◆ **EXERCISE BRIEF**:
Give every line of the data again, unchanged, but with no pictures.

Excerpts from a figure dataset:
##############################

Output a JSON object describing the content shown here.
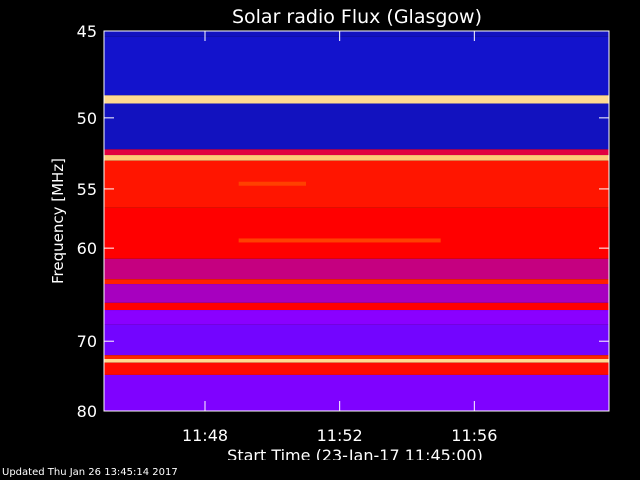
{
  "chart_data": {
    "type": "heatmap",
    "title": "Solar radio Flux (Glasgow)",
    "xlabel": "Start Time (23-Jan-17 11:45:00)",
    "ylabel": "Frequency [MHz]",
    "x_start": "11:45",
    "x_end": "12:00",
    "x_ticks": [
      "11:48",
      "11:52",
      "11:56"
    ],
    "ylim": [
      45,
      80
    ],
    "y_ticks": [
      45,
      50,
      55,
      60,
      70,
      80
    ],
    "y_scale": "reciprocal",
    "colormap": [
      "#000000",
      "#1818ff",
      "#8a00ff",
      "#ff0000",
      "#ff6a00",
      "#ffe8a0"
    ],
    "bands": [
      {
        "from": 45.0,
        "to": 45.3,
        "level": 0.15
      },
      {
        "from": 45.3,
        "to": 48.6,
        "level": 0.16
      },
      {
        "from": 48.6,
        "to": 49.1,
        "level": 0.98
      },
      {
        "from": 49.1,
        "to": 52.1,
        "level": 0.15
      },
      {
        "from": 52.1,
        "to": 52.5,
        "level": 0.55
      },
      {
        "from": 52.5,
        "to": 52.9,
        "level": 0.95
      },
      {
        "from": 52.9,
        "to": 56.5,
        "level": 0.64
      },
      {
        "from": 56.5,
        "to": 61.0,
        "level": 0.6
      },
      {
        "from": 61.0,
        "to": 63.0,
        "level": 0.5
      },
      {
        "from": 63.0,
        "to": 63.5,
        "level": 0.66
      },
      {
        "from": 63.5,
        "to": 65.5,
        "level": 0.45
      },
      {
        "from": 65.5,
        "to": 66.3,
        "level": 0.6
      },
      {
        "from": 66.3,
        "to": 68.0,
        "level": 0.4
      },
      {
        "from": 68.0,
        "to": 71.8,
        "level": 0.36
      },
      {
        "from": 71.8,
        "to": 72.3,
        "level": 0.67
      },
      {
        "from": 72.3,
        "to": 72.8,
        "level": 0.98
      },
      {
        "from": 72.8,
        "to": 74.5,
        "level": 0.62
      },
      {
        "from": 74.5,
        "to": 80.0,
        "level": 0.38
      }
    ],
    "features": [
      {
        "freq": 59.3,
        "t_from": "11:49",
        "t_to": "11:55",
        "level": 0.72
      },
      {
        "freq": 54.6,
        "t_from": "11:49",
        "t_to": "11:51",
        "level": 0.72
      }
    ]
  },
  "footer": "Updated Thu Jan 26 13:45:14 2017"
}
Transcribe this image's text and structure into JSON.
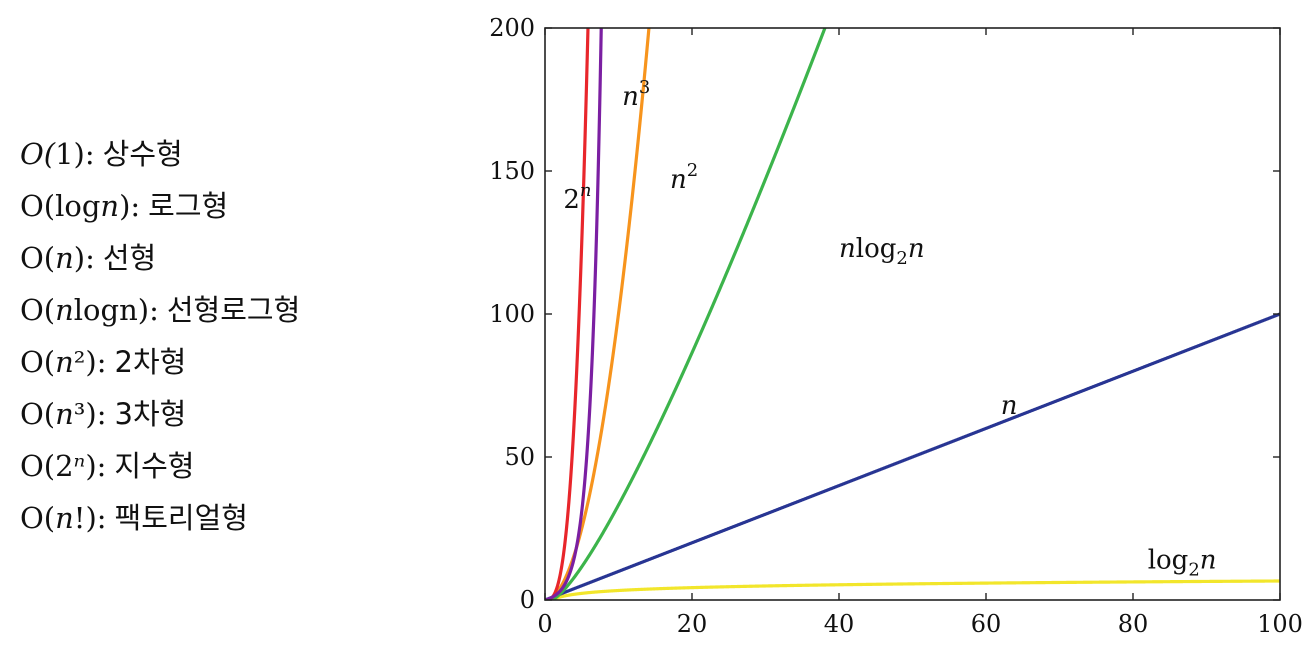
{
  "legend": {
    "items": [
      {
        "notation_prefix": "O(",
        "notation_var": "",
        "notation_rest": "1",
        "notation_suffix": "):",
        "desc": "상수형"
      },
      {
        "notation_prefix": "O(log",
        "notation_var": "n",
        "notation_rest": "",
        "notation_suffix": "):",
        "desc": "로그형"
      },
      {
        "notation_prefix": "O(",
        "notation_var": "n",
        "notation_rest": "",
        "notation_suffix": "):",
        "desc": "선형"
      },
      {
        "notation_prefix": "O(",
        "notation_var": "n",
        "notation_rest": "logn",
        "notation_suffix": "):",
        "desc": "선형로그형"
      },
      {
        "notation_prefix": "O(",
        "notation_var": "n",
        "notation_rest": "²",
        "notation_suffix": "):",
        "desc": "2차형"
      },
      {
        "notation_prefix": "O(",
        "notation_var": "n",
        "notation_rest": "³",
        "notation_suffix": "):",
        "desc": "3차형"
      },
      {
        "notation_prefix": "O(2",
        "notation_var": "ⁿ",
        "notation_rest": "",
        "notation_suffix": "):",
        "desc": "지수형"
      },
      {
        "notation_prefix": "O(",
        "notation_var": "n",
        "notation_rest": "!",
        "notation_suffix": "):",
        "desc": "팩토리얼형"
      }
    ]
  },
  "chart_data": {
    "type": "line",
    "title": "",
    "xlabel": "",
    "ylabel": "",
    "xlim": [
      0,
      100
    ],
    "ylim": [
      0,
      200
    ],
    "xticks": [
      "0",
      "20",
      "40",
      "60",
      "80",
      "100"
    ],
    "yticks": [
      "0",
      "50",
      "100",
      "150",
      "200"
    ],
    "grid": false,
    "series": [
      {
        "name": "log₂n",
        "color": "#f2e62b",
        "fn": "log2n"
      },
      {
        "name": "n",
        "color": "#283593",
        "fn": "n"
      },
      {
        "name": "nlog₂n",
        "color": "#3cb44b",
        "fn": "nlog2n"
      },
      {
        "name": "n²",
        "color": "#f7941d",
        "fn": "n2"
      },
      {
        "name": "n³",
        "color": "#e8262b",
        "fn": "n3"
      },
      {
        "name": "2ⁿ",
        "color": "#7b1fa2",
        "fn": "exp2"
      }
    ],
    "curve_labels": [
      {
        "series": "2ⁿ",
        "base": "2",
        "sup": "n",
        "at": [
          2.5,
          137
        ]
      },
      {
        "series": "n³",
        "base": "n",
        "sup": "3",
        "at": [
          10.5,
          173
        ]
      },
      {
        "series": "n²",
        "base": "n",
        "sup": "2",
        "at": [
          17,
          144
        ]
      },
      {
        "series": "nlog₂n",
        "base": "nlog",
        "sub": "2",
        "tail": "n",
        "at": [
          40,
          120
        ]
      },
      {
        "series": "n",
        "base": "n",
        "at": [
          62,
          65
        ]
      },
      {
        "series": "log₂n",
        "base": "log",
        "sub": "2",
        "tail": "n",
        "at": [
          82,
          11
        ]
      }
    ]
  }
}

##############################

◆ **FULL SOLUTION**:
Output a JSON object describing the content shown here.
{
  "chart_data": {
    "type": "heatmap",
    "title": "Solar radio Flux (Glasgow)",
    "xlabel": "Start Time (23-Jan-17 11:45:00)",
    "ylabel": "Frequency [MHz]",
    "x_start": "11:45",
    "x_end": "12:00",
    "x_ticks": [
      "11:48",
      "11:52",
      "11:56"
    ],
    "ylim": [
      45,
      80
    ],
    "y_ticks": [
      45,
      50,
      55,
      60,
      70,
      80
    ],
    "y_scale": "reciprocal",
    "colormap": [
      "#000000",
      "#1818ff",
      "#8a00ff",
      "#ff0000",
      "#ff6a00",
      "#ffe8a0"
    ],
    "bands": [
      {
        "from": 45.0,
        "to": 45.3,
        "level": 0.15
      },
      {
        "from": 45.3,
        "to": 48.6,
        "level": 0.16
      },
      {
        "from": 48.6,
        "to": 49.1,
        "level": 0.98
      },
      {
        "from": 49.1,
        "to": 52.1,
        "level": 0.15
      },
      {
        "from": 52.1,
        "to": 52.5,
        "level": 0.55
      },
      {
        "from": 52.5,
        "to": 52.9,
        "level": 0.95
      },
      {
        "from": 52.9,
        "to": 56.5,
        "level": 0.64
      },
      {
        "from": 56.5,
        "to": 61.0,
        "level": 0.6
      },
      {
        "from": 61.0,
        "to": 63.0,
        "level": 0.5
      },
      {
        "from": 63.0,
        "to": 63.5,
        "level": 0.66
      },
      {
        "from": 63.5,
        "to": 65.5,
        "level": 0.45
      },
      {
        "from": 65.5,
        "to": 66.3,
        "level": 0.6
      },
      {
        "from": 66.3,
        "to": 68.0,
        "level": 0.4
      },
      {
        "from": 68.0,
        "to": 71.8,
        "level": 0.36
      },
      {
        "from": 71.8,
        "to": 72.3,
        "level": 0.67
      },
      {
        "from": 72.3,
        "to": 72.8,
        "level": 0.98
      },
      {
        "from": 72.8,
        "to": 74.5,
        "level": 0.62
      },
      {
        "from": 74.5,
        "to": 80.0,
        "level": 0.38
      }
    ],
    "features": [
      {
        "freq": 59.3,
        "t_from": "11:49",
        "t_to": "11:55",
        "level": 0.72
      },
      {
        "freq": 54.6,
        "t_from": "11:49",
        "t_to": "11:51",
        "level": 0.72
      }
    ]
  },
  "footer": "Updated Thu Jan 26 13:45:14 2017"
}
Transcribe this image's text and structure into JSON.
{
  "legend": {
    "items": [
      {
        "notation_prefix": "O(",
        "notation_var": "",
        "notation_rest": "1",
        "notation_suffix": "):",
        "desc": "상수형"
      },
      {
        "notation_prefix": "O(log",
        "notation_var": "n",
        "notation_rest": "",
        "notation_suffix": "):",
        "desc": "로그형"
      },
      {
        "notation_prefix": "O(",
        "notation_var": "n",
        "notation_rest": "",
        "notation_suffix": "):",
        "desc": "선형"
      },
      {
        "notation_prefix": "O(",
        "notation_var": "n",
        "notation_rest": "logn",
        "notation_suffix": "):",
        "desc": "선형로그형"
      },
      {
        "notation_prefix": "O(",
        "notation_var": "n",
        "notation_rest": "²",
        "notation_suffix": "):",
        "desc": "2차형"
      },
      {
        "notation_prefix": "O(",
        "notation_var": "n",
        "notation_rest": "³",
        "notation_suffix": "):",
        "desc": "3차형"
      },
      {
        "notation_prefix": "O(2",
        "notation_var": "ⁿ",
        "notation_rest": "",
        "notation_suffix": "):",
        "desc": "지수형"
      },
      {
        "notation_prefix": "O(",
        "notation_var": "n",
        "notation_rest": "!",
        "notation_suffix": "):",
        "desc": "팩토리얼형"
      }
    ]
  },
  "chart_data": {
    "type": "line",
    "title": "",
    "xlabel": "",
    "ylabel": "",
    "xlim": [
      0,
      100
    ],
    "ylim": [
      0,
      200
    ],
    "xticks": [
      "0",
      "20",
      "40",
      "60",
      "80",
      "100"
    ],
    "yticks": [
      "0",
      "50",
      "100",
      "150",
      "200"
    ],
    "grid": false,
    "series": [
      {
        "name": "log₂n",
        "color": "#f2e62b",
        "fn": "log2n"
      },
      {
        "name": "n",
        "color": "#283593",
        "fn": "n"
      },
      {
        "name": "nlog₂n",
        "color": "#3cb44b",
        "fn": "nlog2n"
      },
      {
        "name": "n²",
        "color": "#f7941d",
        "fn": "n2"
      },
      {
        "name": "n³",
        "color": "#e8262b",
        "fn": "n3"
      },
      {
        "name": "2ⁿ",
        "color": "#7b1fa2",
        "fn": "exp2"
      }
    ],
    "curve_labels": [
      {
        "series": "2ⁿ",
        "base": "2",
        "sup": "n",
        "at": [
          2.5,
          137
        ]
      },
      {
        "series": "n³",
        "base": "n",
        "sup": "3",
        "at": [
          10.5,
          173
        ]
      },
      {
        "series": "n²",
        "base": "n",
        "sup": "2",
        "at": [
          17,
          144
        ]
      },
      {
        "series": "nlog₂n",
        "base": "nlog",
        "sub": "2",
        "tail": "n",
        "at": [
          40,
          120
        ]
      },
      {
        "series": "n",
        "base": "n",
        "at": [
          62,
          65
        ]
      },
      {
        "series": "log₂n",
        "base": "log",
        "sub": "2",
        "tail": "n",
        "at": [
          82,
          11
        ]
      }
    ]
  }
}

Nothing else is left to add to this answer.